◆ Exercise directions
Pick out the lines below that include the string "Федерации".

'''

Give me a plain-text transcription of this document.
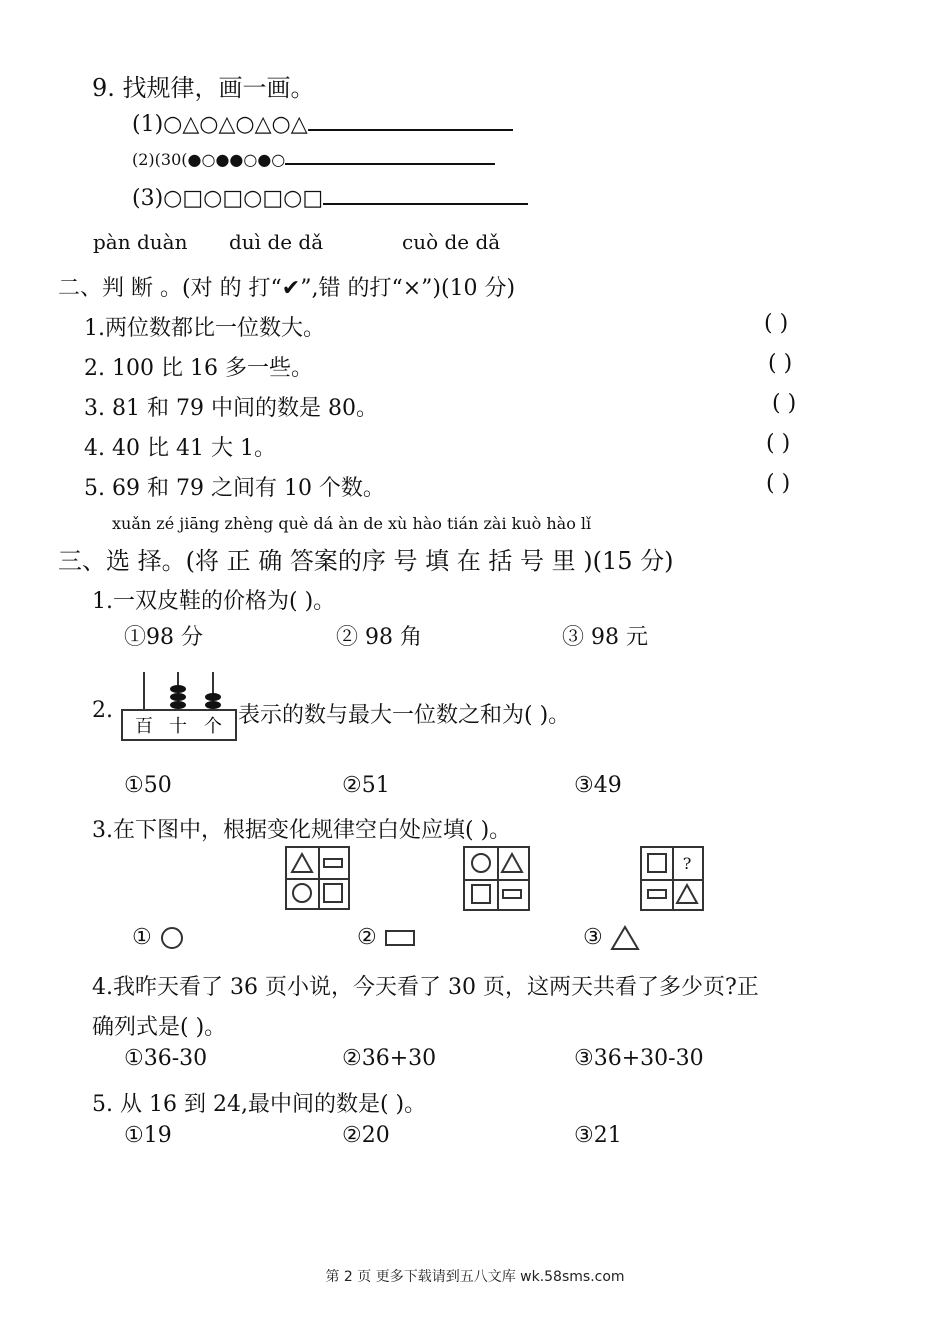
9. 找规律，画一画。
(1)○△○△○△○△
(2)(30(●○●●○●○
(3)○□○□○□○□
pàn duàn duì de dǎ	cuò de dǎ
二、判 断 。(对 的 打“✔”,错 的打“×”)(10 分)
1.两位数都比一位数大。	( )
2. 100 比 16 多一些。	( )
3. 81 和 79 中间的数是 80。	( )
4. 40 比 41 大 1。	( )
5. 69 和 79 之间有 10 个数。	( )
xuǎn zé jiāng zhèng què dá àn de xù hào tián zài kuò hào lǐ
三、选 择。(将 正 确 答案的序 号 填 在 括 号 里 )(15 分)
1.一双皮鞋的价格为( )。
①98 分	② 98 角	③ 98 元
2.
百 十 个 表示的数与最大一位数之和为( )。
①50	②51	③49
3.在下图中，根据变化规律空白处应填( )。
?
①	②	③
4.我昨天看了 36 页小说，今天看了 30 页，这两天共看了多少页?正
确列式是( )。
①36-30	②36+30	③36+30-30
5. 从 16 到 24,最中间的数是( )。
①19	②20	③21
第 2 页 更多下载请到五八文库 wk.58sms.com
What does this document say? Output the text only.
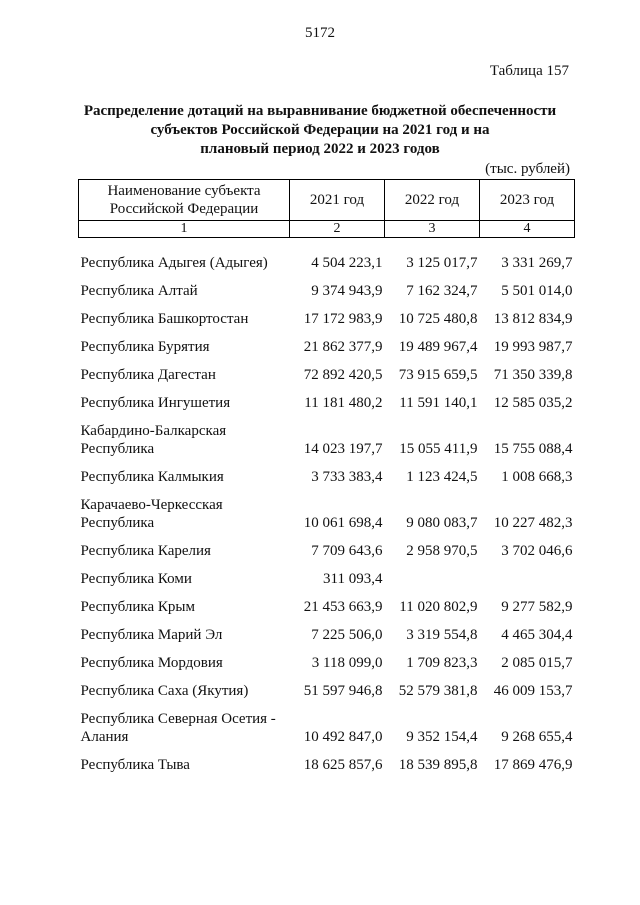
5172
Таблица 157
Распределение дотаций на выравнивание бюджетной обеспеченности
субъектов Российской Федерации на 2021 год и на
плановый период 2022 и 2023 годов
(тыс. рублей)
Наименование субъекта
Российской Федерации	2021 год	2022 год	2023 год
1	2	3	4

Республика Адыгея (Адыгея)	4 504 223,1	3 125 017,7	3 331 269,7

Республика Алтай	9 374 943,9	7 162 324,7	5 501 014,0

Республика Башкортостан	17 172 983,9	10 725 480,8	13 812 834,9

Республика Бурятия	21 862 377,9	19 489 967,4	19 993 987,7

Республика Дагестан	72 892 420,5	73 915 659,5	71 350 339,8

Республика Ингушетия	11 181 480,2	11 591 140,1	12 585 035,2

Кабардино-Балкарская
Республика	14 023 197,7	15 055 411,9	15 755 088,4

Республика Калмыкия	3 733 383,4	1 123 424,5	1 008 668,3

Карачаево-Черкесская
Республика	10 061 698,4	9 080 083,7	10 227 482,3

Республика Карелия	7 709 643,6	2 958 970,5	3 702 046,6

Республика Коми	311 093,4		

Республика Крым	21 453 663,9	11 020 802,9	9 277 582,9

Республика Марий Эл	7 225 506,0	3 319 554,8	4 465 304,4

Республика Мордовия	3 118 099,0	1 709 823,3	2 085 015,7

Республика Саха (Якутия)	51 597 946,8	52 579 381,8	46 009 153,7

Республика Северная Осетия -
Алания	10 492 847,0	9 352 154,4	9 268 655,4

Республика Тыва	18 625 857,6	18 539 895,8	17 869 476,9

'''

◆ Answer to the problem
субъектов Российской Федерации на 2021 год и на
Российской Федерации	2021 год	2022 год	2023 год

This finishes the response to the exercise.